* START *

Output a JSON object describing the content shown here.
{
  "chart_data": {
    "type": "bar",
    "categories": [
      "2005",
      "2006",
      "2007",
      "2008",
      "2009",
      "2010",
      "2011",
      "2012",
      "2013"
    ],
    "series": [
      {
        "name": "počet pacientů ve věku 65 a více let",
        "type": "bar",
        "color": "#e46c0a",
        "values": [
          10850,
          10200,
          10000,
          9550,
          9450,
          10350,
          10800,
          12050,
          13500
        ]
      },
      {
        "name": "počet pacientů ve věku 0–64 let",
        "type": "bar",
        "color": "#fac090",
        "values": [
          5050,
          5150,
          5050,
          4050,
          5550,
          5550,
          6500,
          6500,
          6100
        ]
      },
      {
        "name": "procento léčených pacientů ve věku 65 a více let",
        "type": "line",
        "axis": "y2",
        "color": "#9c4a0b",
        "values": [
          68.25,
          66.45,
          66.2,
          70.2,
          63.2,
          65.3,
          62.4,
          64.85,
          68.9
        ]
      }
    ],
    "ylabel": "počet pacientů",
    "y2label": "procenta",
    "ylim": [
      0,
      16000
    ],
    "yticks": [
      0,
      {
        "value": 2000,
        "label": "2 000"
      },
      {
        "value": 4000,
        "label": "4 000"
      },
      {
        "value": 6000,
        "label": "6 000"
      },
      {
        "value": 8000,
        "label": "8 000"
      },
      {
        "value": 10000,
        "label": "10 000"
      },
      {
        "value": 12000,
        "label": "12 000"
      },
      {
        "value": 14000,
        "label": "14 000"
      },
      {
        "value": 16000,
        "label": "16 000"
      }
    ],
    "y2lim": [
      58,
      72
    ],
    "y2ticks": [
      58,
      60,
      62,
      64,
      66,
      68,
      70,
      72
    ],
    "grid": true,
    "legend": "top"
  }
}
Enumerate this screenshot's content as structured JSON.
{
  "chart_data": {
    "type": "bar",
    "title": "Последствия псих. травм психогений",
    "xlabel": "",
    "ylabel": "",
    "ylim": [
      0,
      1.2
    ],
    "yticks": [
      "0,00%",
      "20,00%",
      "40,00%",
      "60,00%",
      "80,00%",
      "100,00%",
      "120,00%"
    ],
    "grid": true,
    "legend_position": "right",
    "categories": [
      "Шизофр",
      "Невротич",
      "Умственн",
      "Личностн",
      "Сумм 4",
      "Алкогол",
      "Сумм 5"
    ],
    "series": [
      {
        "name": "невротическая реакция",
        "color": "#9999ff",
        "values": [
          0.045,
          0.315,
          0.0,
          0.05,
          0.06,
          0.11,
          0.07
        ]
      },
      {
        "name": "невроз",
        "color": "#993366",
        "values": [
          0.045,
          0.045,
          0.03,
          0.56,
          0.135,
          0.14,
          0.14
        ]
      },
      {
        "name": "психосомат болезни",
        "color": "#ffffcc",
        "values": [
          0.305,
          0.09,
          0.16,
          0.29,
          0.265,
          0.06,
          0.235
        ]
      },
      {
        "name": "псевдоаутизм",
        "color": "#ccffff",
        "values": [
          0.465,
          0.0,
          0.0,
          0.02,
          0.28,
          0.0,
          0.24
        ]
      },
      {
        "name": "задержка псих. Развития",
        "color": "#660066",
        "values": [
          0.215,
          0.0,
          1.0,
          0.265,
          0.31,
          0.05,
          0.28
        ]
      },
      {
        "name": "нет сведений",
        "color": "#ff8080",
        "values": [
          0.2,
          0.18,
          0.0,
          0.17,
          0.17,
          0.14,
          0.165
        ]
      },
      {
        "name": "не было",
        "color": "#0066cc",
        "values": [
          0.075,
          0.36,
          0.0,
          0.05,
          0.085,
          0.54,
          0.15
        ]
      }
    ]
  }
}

* END *

• GIVEN TASK: Output the entries exactly.

• ANSWER FOR THIS EXERCISE:
Output a JSON object describing the content shown here.
{
  "chart_data": {
    "type": "bar",
    "categories": [
      "2005",
      "2006",
      "2007",
      "2008",
      "2009",
      "2010",
      "2011",
      "2012",
      "2013"
    ],
    "series": [
      {
        "name": "počet pacientů ve věku 65 a více let",
        "type": "bar",
        "color": "#e46c0a",
        "values": [
          10850,
          10200,
          10000,
          9550,
          9450,
          10350,
          10800,
          12050,
          13500
        ]
      },
      {
        "name": "počet pacientů ve věku 0–64 let",
        "type": "bar",
        "color": "#fac090",
        "values": [
          5050,
          5150,
          5050,
          4050,
          5550,
          5550,
          6500,
          6500,
          6100
        ]
      },
      {
        "name": "procento léčených pacientů ve věku 65 a více let",
        "type": "line",
        "axis": "y2",
        "color": "#9c4a0b",
        "values": [
          68.25,
          66.45,
          66.2,
          70.2,
          63.2,
          65.3,
          62.4,
          64.85,
          68.9
        ]
      }
    ],
    "ylabel": "počet pacientů",
    "y2label": "procenta",
    "ylim": [
      0,
      16000
    ],
    "yticks": [
      0,
      {
        "value": 2000,
        "label": "2 000"
      },
      {
        "value": 4000,
        "label": "4 000"
      },
      {
        "value": 6000,
        "label": "6 000"
      },
      {
        "value": 8000,
        "label": "8 000"
      },
      {
        "value": 10000,
        "label": "10 000"
      },
      {
        "value": 12000,
        "label": "12 000"
      },
      {
        "value": 14000,
        "label": "14 000"
      },
      {
        "value": 16000,
        "label": "16 000"
      }
    ],
    "y2lim": [
      58,
      72
    ],
    "y2ticks": [
      58,
      60,
      62,
      64,
      66,
      68,
      70,
      72
    ],
    "grid": true,
    "legend": "top"
  }
}
Enumerate this screenshot's content as structured JSON.
{
  "chart_data": {
    "type": "bar",
    "title": "Последствия псих. травм психогений",
    "xlabel": "",
    "ylabel": "",
    "ylim": [
      0,
      1.2
    ],
    "yticks": [
      "0,00%",
      "20,00%",
      "40,00%",
      "60,00%",
      "80,00%",
      "100,00%",
      "120,00%"
    ],
    "grid": true,
    "legend_position": "right",
    "categories": [
      "Шизофр",
      "Невротич",
      "Умственн",
      "Личностн",
      "Сумм 4",
      "Алкогол",
      "Сумм 5"
    ],
    "series": [
      {
        "name": "невротическая реакция",
        "color": "#9999ff",
        "values": [
          0.045,
          0.315,
          0.0,
          0.05,
          0.06,
          0.11,
          0.07
        ]
      },
      {
        "name": "невроз",
        "color": "#993366",
        "values": [
          0.045,
          0.045,
          0.03,
          0.56,
          0.135,
          0.14,
          0.14
        ]
      },
      {
        "name": "психосомат болезни",
        "color": "#ffffcc",
        "values": [
          0.305,
          0.09,
          0.16,
          0.29,
          0.265,
          0.06,
          0.235
        ]
      },
      {
        "name": "псевдоаутизм",
        "color": "#ccffff",
        "values": [
          0.465,
          0.0,
          0.0,
          0.02,
          0.28,
          0.0,
          0.24
        ]
      },
      {
        "name": "задержка псих. Развития",
        "color": "#660066",
        "values": [
          0.215,
          0.0,
          1.0,
          0.265,
          0.31,
          0.05,
          0.28
        ]
      },
      {
        "name": "нет сведений",
        "color": "#ff8080",
        "values": [
          0.2,
          0.18,
          0.0,
          0.17,
          0.17,
          0.14,
          0.165
        ]
      },
      {
        "name": "не было",
        "color": "#0066cc",
        "values": [
          0.075,
          0.36,
          0.0,
          0.05,
          0.085,
          0.54,
          0.15
        ]
      }
    ]
  }
}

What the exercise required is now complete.